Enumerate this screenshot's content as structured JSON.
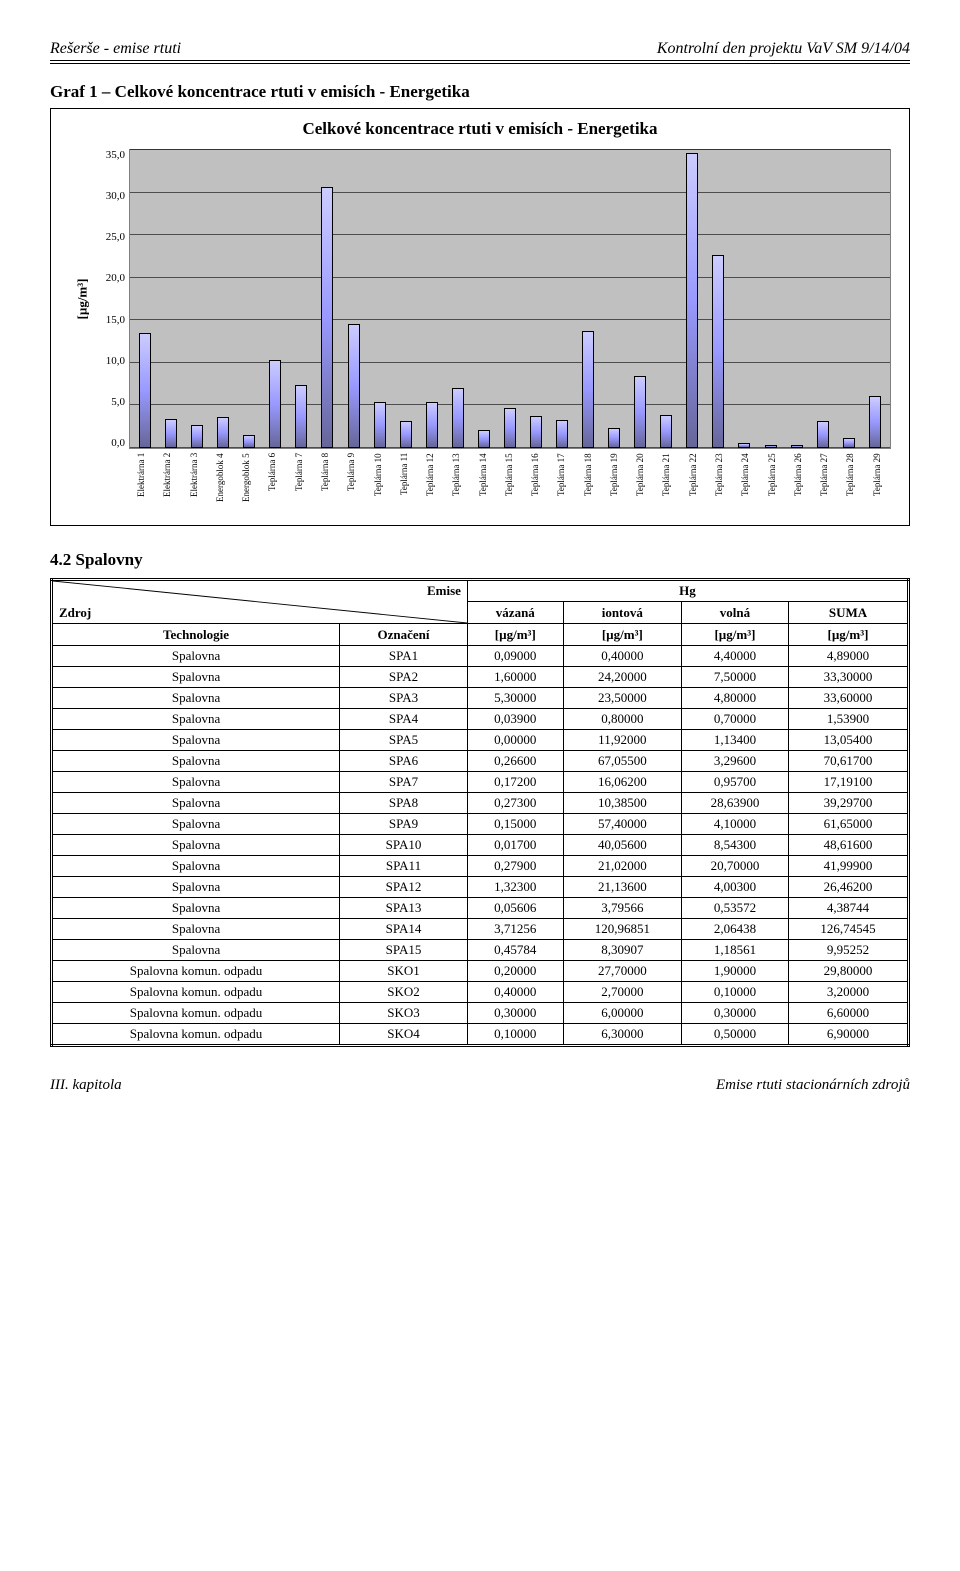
{
  "header": {
    "left": "Rešerše - emise rtuti",
    "right": "Kontrolní den projektu VaV SM 9/14/04"
  },
  "graf_heading": "Graf 1 – Celkové koncentrace rtuti v emisích - Energetika",
  "chart": {
    "type": "bar",
    "title": "Celkové koncentrace rtuti v emisích - Energetika",
    "ylabel": "[µg/m³]",
    "ylim_max": 35,
    "ytick_step": 5,
    "yticks": [
      "0,0",
      "5,0",
      "10,0",
      "15,0",
      "20,0",
      "25,0",
      "30,0",
      "35,0"
    ],
    "background_color": "#c0c0c0",
    "grid_color": "#000000",
    "bar_color_top": "#ccccff",
    "bar_color_mid": "#9999ff",
    "bar_color_bot": "#666699",
    "categories": [
      "Elektrárna 1",
      "Elektrárna 2",
      "Elektrárna 3",
      "Energoblok 4",
      "Energoblok 5",
      "Teplárna 6",
      "Teplárna 7",
      "Teplárna 8",
      "Teplárna 9",
      "Teplárna 10",
      "Teplárna 11",
      "Teplárna 12",
      "Teplárna 13",
      "Teplárna 14",
      "Teplárna 15",
      "Teplárna 16",
      "Teplárna 17",
      "Teplárna 18",
      "Teplárna 19",
      "Teplárna 20",
      "Teplárna 21",
      "Teplárna 22",
      "Teplárna 23",
      "Teplárna 24",
      "Teplárna 25",
      "Teplárna 26",
      "Teplárna 27",
      "Teplárna 28",
      "Teplárna 29"
    ],
    "values": [
      13.5,
      3.4,
      2.7,
      3.6,
      1.5,
      10.3,
      7.4,
      30.7,
      14.6,
      5.4,
      3.2,
      5.4,
      7.0,
      2.1,
      4.7,
      3.8,
      3.3,
      13.8,
      2.4,
      8.4,
      3.9,
      34.7,
      22.7,
      0.6,
      0.3,
      0.4,
      3.2,
      1.2,
      6.1
    ]
  },
  "section_heading": "4.2   Spalovny",
  "table": {
    "diag_top": "Emise",
    "diag_bottom": "Zdroj",
    "hg_label": "Hg",
    "sub_headers": [
      "vázaná",
      "iontová",
      "volná",
      "SUMA"
    ],
    "row2": [
      "Technologie",
      "Označení",
      "[µg/m³]",
      "[µg/m³]",
      "[µg/m³]",
      "[µg/m³]"
    ],
    "rows": [
      [
        "Spalovna",
        "SPA1",
        "0,09000",
        "0,40000",
        "4,40000",
        "4,89000"
      ],
      [
        "Spalovna",
        "SPA2",
        "1,60000",
        "24,20000",
        "7,50000",
        "33,30000"
      ],
      [
        "Spalovna",
        "SPA3",
        "5,30000",
        "23,50000",
        "4,80000",
        "33,60000"
      ],
      [
        "Spalovna",
        "SPA4",
        "0,03900",
        "0,80000",
        "0,70000",
        "1,53900"
      ],
      [
        "Spalovna",
        "SPA5",
        "0,00000",
        "11,92000",
        "1,13400",
        "13,05400"
      ],
      [
        "Spalovna",
        "SPA6",
        "0,26600",
        "67,05500",
        "3,29600",
        "70,61700"
      ],
      [
        "Spalovna",
        "SPA7",
        "0,17200",
        "16,06200",
        "0,95700",
        "17,19100"
      ],
      [
        "Spalovna",
        "SPA8",
        "0,27300",
        "10,38500",
        "28,63900",
        "39,29700"
      ],
      [
        "Spalovna",
        "SPA9",
        "0,15000",
        "57,40000",
        "4,10000",
        "61,65000"
      ],
      [
        "Spalovna",
        "SPA10",
        "0,01700",
        "40,05600",
        "8,54300",
        "48,61600"
      ],
      [
        "Spalovna",
        "SPA11",
        "0,27900",
        "21,02000",
        "20,70000",
        "41,99900"
      ],
      [
        "Spalovna",
        "SPA12",
        "1,32300",
        "21,13600",
        "4,00300",
        "26,46200"
      ],
      [
        "Spalovna",
        "SPA13",
        "0,05606",
        "3,79566",
        "0,53572",
        "4,38744"
      ],
      [
        "Spalovna",
        "SPA14",
        "3,71256",
        "120,96851",
        "2,06438",
        "126,74545"
      ],
      [
        "Spalovna",
        "SPA15",
        "0,45784",
        "8,30907",
        "1,18561",
        "9,95252"
      ],
      [
        "Spalovna komun. odpadu",
        "SKO1",
        "0,20000",
        "27,70000",
        "1,90000",
        "29,80000"
      ],
      [
        "Spalovna komun. odpadu",
        "SKO2",
        "0,40000",
        "2,70000",
        "0,10000",
        "3,20000"
      ],
      [
        "Spalovna komun. odpadu",
        "SKO3",
        "0,30000",
        "6,00000",
        "0,30000",
        "6,60000"
      ],
      [
        "Spalovna komun. odpadu",
        "SKO4",
        "0,10000",
        "6,30000",
        "0,50000",
        "6,90000"
      ]
    ]
  },
  "footer": {
    "left": "III. kapitola",
    "right": "Emise rtuti stacionárních zdrojů"
  }
}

| Task statement |
Reproduce all of the data exactly; the pictures do not belong in the copy.

| Result for this exercise |
Enumerate this screenshot's content as structured JSON.
{
  "header": {
    "left": "Rešerše - emise rtuti",
    "right": "Kontrolní den projektu VaV SM 9/14/04"
  },
  "graf_heading": "Graf 1 – Celkové koncentrace rtuti v emisích - Energetika",
  "chart": {
    "type": "bar",
    "title": "Celkové koncentrace rtuti v emisích - Energetika",
    "ylabel": "[µg/m³]",
    "ylim_max": 35,
    "ytick_step": 5,
    "yticks": [
      "0,0",
      "5,0",
      "10,0",
      "15,0",
      "20,0",
      "25,0",
      "30,0",
      "35,0"
    ],
    "background_color": "#c0c0c0",
    "grid_color": "#000000",
    "bar_color_top": "#ccccff",
    "bar_color_mid": "#9999ff",
    "bar_color_bot": "#666699",
    "categories": [
      "Elektrárna 1",
      "Elektrárna 2",
      "Elektrárna 3",
      "Energoblok 4",
      "Energoblok 5",
      "Teplárna 6",
      "Teplárna 7",
      "Teplárna 8",
      "Teplárna 9",
      "Teplárna 10",
      "Teplárna 11",
      "Teplárna 12",
      "Teplárna 13",
      "Teplárna 14",
      "Teplárna 15",
      "Teplárna 16",
      "Teplárna 17",
      "Teplárna 18",
      "Teplárna 19",
      "Teplárna 20",
      "Teplárna 21",
      "Teplárna 22",
      "Teplárna 23",
      "Teplárna 24",
      "Teplárna 25",
      "Teplárna 26",
      "Teplárna 27",
      "Teplárna 28",
      "Teplárna 29"
    ],
    "values": [
      13.5,
      3.4,
      2.7,
      3.6,
      1.5,
      10.3,
      7.4,
      30.7,
      14.6,
      5.4,
      3.2,
      5.4,
      7.0,
      2.1,
      4.7,
      3.8,
      3.3,
      13.8,
      2.4,
      8.4,
      3.9,
      34.7,
      22.7,
      0.6,
      0.3,
      0.4,
      3.2,
      1.2,
      6.1
    ]
  },
  "section_heading": "4.2   Spalovny",
  "table": {
    "diag_top": "Emise",
    "diag_bottom": "Zdroj",
    "hg_label": "Hg",
    "sub_headers": [
      "vázaná",
      "iontová",
      "volná",
      "SUMA"
    ],
    "row2": [
      "Technologie",
      "Označení",
      "[µg/m³]",
      "[µg/m³]",
      "[µg/m³]",
      "[µg/m³]"
    ],
    "rows": [
      [
        "Spalovna",
        "SPA1",
        "0,09000",
        "0,40000",
        "4,40000",
        "4,89000"
      ],
      [
        "Spalovna",
        "SPA2",
        "1,60000",
        "24,20000",
        "7,50000",
        "33,30000"
      ],
      [
        "Spalovna",
        "SPA3",
        "5,30000",
        "23,50000",
        "4,80000",
        "33,60000"
      ],
      [
        "Spalovna",
        "SPA4",
        "0,03900",
        "0,80000",
        "0,70000",
        "1,53900"
      ],
      [
        "Spalovna",
        "SPA5",
        "0,00000",
        "11,92000",
        "1,13400",
        "13,05400"
      ],
      [
        "Spalovna",
        "SPA6",
        "0,26600",
        "67,05500",
        "3,29600",
        "70,61700"
      ],
      [
        "Spalovna",
        "SPA7",
        "0,17200",
        "16,06200",
        "0,95700",
        "17,19100"
      ],
      [
        "Spalovna",
        "SPA8",
        "0,27300",
        "10,38500",
        "28,63900",
        "39,29700"
      ],
      [
        "Spalovna",
        "SPA9",
        "0,15000",
        "57,40000",
        "4,10000",
        "61,65000"
      ],
      [
        "Spalovna",
        "SPA10",
        "0,01700",
        "40,05600",
        "8,54300",
        "48,61600"
      ],
      [
        "Spalovna",
        "SPA11",
        "0,27900",
        "21,02000",
        "20,70000",
        "41,99900"
      ],
      [
        "Spalovna",
        "SPA12",
        "1,32300",
        "21,13600",
        "4,00300",
        "26,46200"
      ],
      [
        "Spalovna",
        "SPA13",
        "0,05606",
        "3,79566",
        "0,53572",
        "4,38744"
      ],
      [
        "Spalovna",
        "SPA14",
        "3,71256",
        "120,96851",
        "2,06438",
        "126,74545"
      ],
      [
        "Spalovna",
        "SPA15",
        "0,45784",
        "8,30907",
        "1,18561",
        "9,95252"
      ],
      [
        "Spalovna komun. odpadu",
        "SKO1",
        "0,20000",
        "27,70000",
        "1,90000",
        "29,80000"
      ],
      [
        "Spalovna komun. odpadu",
        "SKO2",
        "0,40000",
        "2,70000",
        "0,10000",
        "3,20000"
      ],
      [
        "Spalovna komun. odpadu",
        "SKO3",
        "0,30000",
        "6,00000",
        "0,30000",
        "6,60000"
      ],
      [
        "Spalovna komun. odpadu",
        "SKO4",
        "0,10000",
        "6,30000",
        "0,50000",
        "6,90000"
      ]
    ]
  },
  "footer": {
    "left": "III. kapitola",
    "right": "Emise rtuti stacionárních zdrojů"
  }
}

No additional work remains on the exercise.